Extracted data entries
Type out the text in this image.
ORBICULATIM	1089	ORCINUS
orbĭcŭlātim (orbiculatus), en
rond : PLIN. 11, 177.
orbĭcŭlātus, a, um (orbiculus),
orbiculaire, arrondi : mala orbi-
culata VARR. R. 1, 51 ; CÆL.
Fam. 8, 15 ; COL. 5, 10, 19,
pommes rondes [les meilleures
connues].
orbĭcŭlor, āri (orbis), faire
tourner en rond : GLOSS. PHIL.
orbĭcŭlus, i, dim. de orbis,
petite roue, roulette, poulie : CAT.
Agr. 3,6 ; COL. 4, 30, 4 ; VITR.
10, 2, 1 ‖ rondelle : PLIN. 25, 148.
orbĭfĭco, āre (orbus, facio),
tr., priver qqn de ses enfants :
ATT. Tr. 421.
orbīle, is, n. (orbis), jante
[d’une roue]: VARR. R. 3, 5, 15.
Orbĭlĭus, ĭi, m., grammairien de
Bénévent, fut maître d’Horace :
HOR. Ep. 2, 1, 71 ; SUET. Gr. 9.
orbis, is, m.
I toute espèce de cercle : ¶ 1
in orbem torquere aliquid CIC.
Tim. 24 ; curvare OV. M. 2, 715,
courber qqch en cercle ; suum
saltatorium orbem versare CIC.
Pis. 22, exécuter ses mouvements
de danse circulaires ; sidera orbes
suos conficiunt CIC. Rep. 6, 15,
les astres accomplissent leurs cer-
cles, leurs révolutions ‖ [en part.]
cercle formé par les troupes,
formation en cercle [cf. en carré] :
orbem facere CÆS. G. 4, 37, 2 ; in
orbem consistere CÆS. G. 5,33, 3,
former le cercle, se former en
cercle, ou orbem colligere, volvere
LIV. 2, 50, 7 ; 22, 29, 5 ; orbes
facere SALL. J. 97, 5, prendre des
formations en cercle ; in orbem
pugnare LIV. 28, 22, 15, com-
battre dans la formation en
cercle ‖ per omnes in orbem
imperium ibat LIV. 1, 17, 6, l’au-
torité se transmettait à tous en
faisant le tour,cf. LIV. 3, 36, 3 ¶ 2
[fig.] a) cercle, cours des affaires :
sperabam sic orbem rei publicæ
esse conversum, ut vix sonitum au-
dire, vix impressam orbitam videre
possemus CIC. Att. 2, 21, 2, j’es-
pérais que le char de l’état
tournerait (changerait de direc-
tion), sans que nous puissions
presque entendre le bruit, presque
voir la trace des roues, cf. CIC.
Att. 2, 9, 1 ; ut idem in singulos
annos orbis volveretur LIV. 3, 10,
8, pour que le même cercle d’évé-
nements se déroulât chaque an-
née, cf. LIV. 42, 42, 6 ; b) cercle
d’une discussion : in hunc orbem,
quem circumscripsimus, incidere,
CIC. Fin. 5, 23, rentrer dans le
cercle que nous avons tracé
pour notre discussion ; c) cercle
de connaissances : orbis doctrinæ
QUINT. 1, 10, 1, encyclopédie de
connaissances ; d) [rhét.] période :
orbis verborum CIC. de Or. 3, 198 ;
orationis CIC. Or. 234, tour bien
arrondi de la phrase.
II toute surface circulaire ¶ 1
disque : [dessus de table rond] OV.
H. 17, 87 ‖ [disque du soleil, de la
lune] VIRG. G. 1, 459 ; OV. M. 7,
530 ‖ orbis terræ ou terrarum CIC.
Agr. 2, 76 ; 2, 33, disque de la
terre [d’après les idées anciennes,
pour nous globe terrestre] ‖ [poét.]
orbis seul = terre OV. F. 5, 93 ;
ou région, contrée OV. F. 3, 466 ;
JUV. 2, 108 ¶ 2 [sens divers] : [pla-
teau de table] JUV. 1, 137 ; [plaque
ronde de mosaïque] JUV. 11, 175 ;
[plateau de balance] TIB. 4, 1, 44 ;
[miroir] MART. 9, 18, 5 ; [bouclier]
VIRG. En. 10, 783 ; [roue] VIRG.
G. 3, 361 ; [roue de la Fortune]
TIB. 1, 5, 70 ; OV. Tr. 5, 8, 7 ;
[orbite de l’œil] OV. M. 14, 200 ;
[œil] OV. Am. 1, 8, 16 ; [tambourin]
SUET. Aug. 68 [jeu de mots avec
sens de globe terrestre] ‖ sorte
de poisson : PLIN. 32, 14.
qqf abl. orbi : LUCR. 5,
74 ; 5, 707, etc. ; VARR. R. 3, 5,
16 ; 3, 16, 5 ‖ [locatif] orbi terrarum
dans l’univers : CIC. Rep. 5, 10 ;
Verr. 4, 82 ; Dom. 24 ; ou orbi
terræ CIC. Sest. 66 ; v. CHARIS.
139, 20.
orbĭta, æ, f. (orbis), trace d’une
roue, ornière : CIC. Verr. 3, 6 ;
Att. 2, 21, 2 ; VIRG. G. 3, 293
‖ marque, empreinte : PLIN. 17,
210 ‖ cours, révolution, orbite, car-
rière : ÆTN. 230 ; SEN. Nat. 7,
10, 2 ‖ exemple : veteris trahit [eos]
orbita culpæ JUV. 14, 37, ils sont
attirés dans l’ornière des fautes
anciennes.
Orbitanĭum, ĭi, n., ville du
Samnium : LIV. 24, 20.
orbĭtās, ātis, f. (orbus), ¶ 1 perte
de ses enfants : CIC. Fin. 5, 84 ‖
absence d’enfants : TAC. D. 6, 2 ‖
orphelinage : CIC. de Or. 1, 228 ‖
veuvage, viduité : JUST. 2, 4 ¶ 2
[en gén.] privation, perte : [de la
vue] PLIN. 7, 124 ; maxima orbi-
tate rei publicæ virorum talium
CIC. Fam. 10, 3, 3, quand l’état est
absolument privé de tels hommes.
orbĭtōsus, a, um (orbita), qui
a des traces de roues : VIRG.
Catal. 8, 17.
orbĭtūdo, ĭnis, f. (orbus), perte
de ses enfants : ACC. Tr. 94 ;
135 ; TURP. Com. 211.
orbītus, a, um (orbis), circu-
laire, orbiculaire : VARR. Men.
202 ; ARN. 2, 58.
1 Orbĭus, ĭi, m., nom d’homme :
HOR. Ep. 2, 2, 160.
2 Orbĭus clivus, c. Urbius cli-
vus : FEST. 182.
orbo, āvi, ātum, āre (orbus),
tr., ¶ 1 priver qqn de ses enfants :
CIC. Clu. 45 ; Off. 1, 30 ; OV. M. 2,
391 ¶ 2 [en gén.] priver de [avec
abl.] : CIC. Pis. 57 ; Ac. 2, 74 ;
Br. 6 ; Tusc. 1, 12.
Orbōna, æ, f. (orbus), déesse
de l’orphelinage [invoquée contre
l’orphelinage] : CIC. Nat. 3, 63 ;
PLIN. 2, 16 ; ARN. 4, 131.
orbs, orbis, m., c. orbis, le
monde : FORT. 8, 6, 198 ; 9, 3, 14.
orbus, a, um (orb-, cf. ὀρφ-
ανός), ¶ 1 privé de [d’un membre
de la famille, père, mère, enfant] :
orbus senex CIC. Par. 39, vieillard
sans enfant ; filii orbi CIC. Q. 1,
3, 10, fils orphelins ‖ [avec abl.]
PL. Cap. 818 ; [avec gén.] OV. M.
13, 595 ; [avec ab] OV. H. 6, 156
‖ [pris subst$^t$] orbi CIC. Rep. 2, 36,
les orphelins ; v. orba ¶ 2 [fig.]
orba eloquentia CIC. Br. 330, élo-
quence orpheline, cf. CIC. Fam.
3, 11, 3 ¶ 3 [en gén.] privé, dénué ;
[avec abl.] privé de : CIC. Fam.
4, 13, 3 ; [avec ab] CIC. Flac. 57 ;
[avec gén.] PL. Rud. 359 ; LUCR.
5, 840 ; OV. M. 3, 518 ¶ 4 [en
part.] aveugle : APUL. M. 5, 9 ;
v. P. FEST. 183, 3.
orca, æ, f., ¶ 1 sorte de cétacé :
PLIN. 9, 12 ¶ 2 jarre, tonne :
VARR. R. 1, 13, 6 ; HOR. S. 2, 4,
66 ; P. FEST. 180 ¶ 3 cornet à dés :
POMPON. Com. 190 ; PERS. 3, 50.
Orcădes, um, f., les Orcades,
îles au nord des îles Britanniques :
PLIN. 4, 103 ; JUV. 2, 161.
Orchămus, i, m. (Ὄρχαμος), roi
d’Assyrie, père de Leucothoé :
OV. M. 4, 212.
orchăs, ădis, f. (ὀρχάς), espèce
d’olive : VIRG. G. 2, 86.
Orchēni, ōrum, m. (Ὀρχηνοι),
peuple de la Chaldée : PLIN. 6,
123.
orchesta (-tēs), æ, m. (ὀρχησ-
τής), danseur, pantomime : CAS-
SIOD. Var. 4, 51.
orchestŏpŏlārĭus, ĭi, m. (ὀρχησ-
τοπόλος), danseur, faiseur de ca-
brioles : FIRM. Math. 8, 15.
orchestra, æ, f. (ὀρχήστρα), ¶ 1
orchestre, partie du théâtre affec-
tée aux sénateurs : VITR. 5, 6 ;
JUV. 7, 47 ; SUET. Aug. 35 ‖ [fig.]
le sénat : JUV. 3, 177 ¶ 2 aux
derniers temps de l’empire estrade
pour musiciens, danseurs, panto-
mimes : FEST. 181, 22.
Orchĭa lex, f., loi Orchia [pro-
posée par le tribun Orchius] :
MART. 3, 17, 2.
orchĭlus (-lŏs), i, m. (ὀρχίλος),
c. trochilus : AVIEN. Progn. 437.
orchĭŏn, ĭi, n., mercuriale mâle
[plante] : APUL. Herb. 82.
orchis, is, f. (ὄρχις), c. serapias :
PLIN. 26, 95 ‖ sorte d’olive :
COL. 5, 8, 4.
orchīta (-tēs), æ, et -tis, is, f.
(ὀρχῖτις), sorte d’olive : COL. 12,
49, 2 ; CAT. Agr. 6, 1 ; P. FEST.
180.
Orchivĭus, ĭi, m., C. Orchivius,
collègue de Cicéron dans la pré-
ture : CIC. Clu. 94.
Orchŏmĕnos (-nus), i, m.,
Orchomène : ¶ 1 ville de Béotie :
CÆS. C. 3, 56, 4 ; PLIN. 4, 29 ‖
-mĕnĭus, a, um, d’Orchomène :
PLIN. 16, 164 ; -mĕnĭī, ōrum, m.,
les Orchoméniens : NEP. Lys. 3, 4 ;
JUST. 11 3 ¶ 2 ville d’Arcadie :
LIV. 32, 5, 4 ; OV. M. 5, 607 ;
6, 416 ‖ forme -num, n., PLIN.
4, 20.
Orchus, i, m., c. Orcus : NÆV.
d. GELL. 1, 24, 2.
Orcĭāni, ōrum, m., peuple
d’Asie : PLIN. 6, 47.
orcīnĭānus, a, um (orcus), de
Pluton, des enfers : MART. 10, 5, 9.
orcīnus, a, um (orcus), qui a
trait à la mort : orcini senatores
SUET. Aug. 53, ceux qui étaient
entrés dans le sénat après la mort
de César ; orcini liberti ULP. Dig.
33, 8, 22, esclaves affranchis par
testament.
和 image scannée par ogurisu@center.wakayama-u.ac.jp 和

▶ EXERCISE PROMPT
In the entries above, find the lines containing the word "VITR" and say how many there are, with no other words.

▶ THE REPLY
2